Rows from a dataset:
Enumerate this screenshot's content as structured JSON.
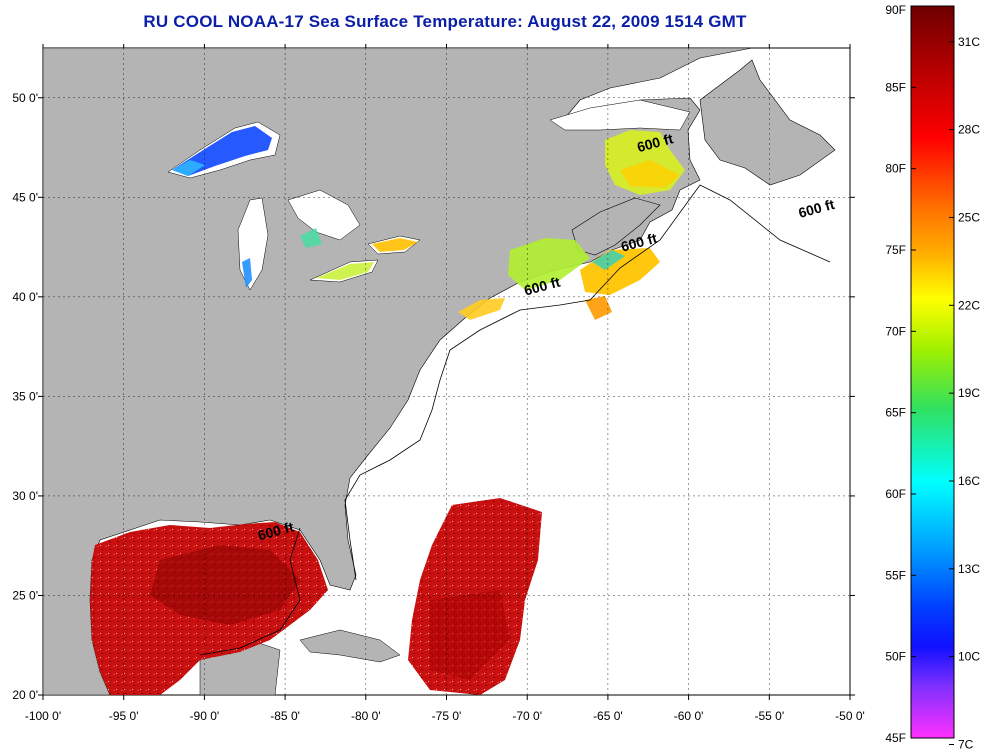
{
  "title": "RU COOL  NOAA-17  Sea Surface Temperature:  August 22, 2009 1514 GMT",
  "map": {
    "lon_range": [
      -100,
      -50
    ],
    "lat_range": [
      20,
      52.5
    ],
    "lon_ticks": [
      "-100 0'",
      "-95 0'",
      "-90 0'",
      "-85 0'",
      "-80 0'",
      "-75 0'",
      "-70 0'",
      "-65 0'",
      "-60 0'",
      "-55 0'",
      "-50 0'"
    ],
    "lat_ticks": [
      "50 0'",
      "45 0'",
      "40 0'",
      "35 0'",
      "30 0'",
      "25 0'",
      "20 0'"
    ],
    "land_color": "#b4b4b4",
    "ocean_nodata_color": "#ffffff",
    "contour_labels": [
      {
        "text": "600 ft",
        "lon": -62.0,
        "lat": 47.5
      },
      {
        "text": "600 ft",
        "lon": -52.0,
        "lat": 44.2
      },
      {
        "text": "600 ft",
        "lon": -63.0,
        "lat": 42.5
      },
      {
        "text": "600 ft",
        "lon": -69.0,
        "lat": 40.3
      },
      {
        "text": "600 ft",
        "lon": -85.5,
        "lat": 28.0
      }
    ]
  },
  "colorbar": {
    "left_labels": [
      "90F",
      "85F",
      "80F",
      "75F",
      "70F",
      "65F",
      "60F",
      "55F",
      "50F",
      "45F"
    ],
    "right_labels": [
      "31C",
      "28C",
      "25C",
      "22C",
      "19C",
      "16C",
      "13C",
      "10C",
      "7C"
    ],
    "colors": [
      "#7a0000",
      "#b00000",
      "#ff0000",
      "#ff6a00",
      "#ffb000",
      "#ffff00",
      "#a0f000",
      "#30e060",
      "#00ffff",
      "#00a0ff",
      "#0040ff",
      "#1010ff",
      "#8030ff",
      "#ff30ff"
    ]
  }
}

§ EXERCISE: Every line is to be duplicated exactly, though pictures stay out.

§ EXERCISE ANSWER:
Enumerate this screenshot's content as structured JSON.
{
  "title": "RU COOL  NOAA-17  Sea Surface Temperature:  August 22, 2009 1514 GMT",
  "map": {
    "lon_range": [
      -100,
      -50
    ],
    "lat_range": [
      20,
      52.5
    ],
    "lon_ticks": [
      "-100 0'",
      "-95 0'",
      "-90 0'",
      "-85 0'",
      "-80 0'",
      "-75 0'",
      "-70 0'",
      "-65 0'",
      "-60 0'",
      "-55 0'",
      "-50 0'"
    ],
    "lat_ticks": [
      "50 0'",
      "45 0'",
      "40 0'",
      "35 0'",
      "30 0'",
      "25 0'",
      "20 0'"
    ],
    "land_color": "#b4b4b4",
    "ocean_nodata_color": "#ffffff",
    "contour_labels": [
      {
        "text": "600 ft",
        "lon": -62.0,
        "lat": 47.5
      },
      {
        "text": "600 ft",
        "lon": -52.0,
        "lat": 44.2
      },
      {
        "text": "600 ft",
        "lon": -63.0,
        "lat": 42.5
      },
      {
        "text": "600 ft",
        "lon": -69.0,
        "lat": 40.3
      },
      {
        "text": "600 ft",
        "lon": -85.5,
        "lat": 28.0
      }
    ]
  },
  "colorbar": {
    "left_labels": [
      "90F",
      "85F",
      "80F",
      "75F",
      "70F",
      "65F",
      "60F",
      "55F",
      "50F",
      "45F"
    ],
    "right_labels": [
      "31C",
      "28C",
      "25C",
      "22C",
      "19C",
      "16C",
      "13C",
      "10C",
      "7C"
    ],
    "colors": [
      "#7a0000",
      "#b00000",
      "#ff0000",
      "#ff6a00",
      "#ffb000",
      "#ffff00",
      "#a0f000",
      "#30e060",
      "#00ffff",
      "#00a0ff",
      "#0040ff",
      "#1010ff",
      "#8030ff",
      "#ff30ff"
    ]
  }
}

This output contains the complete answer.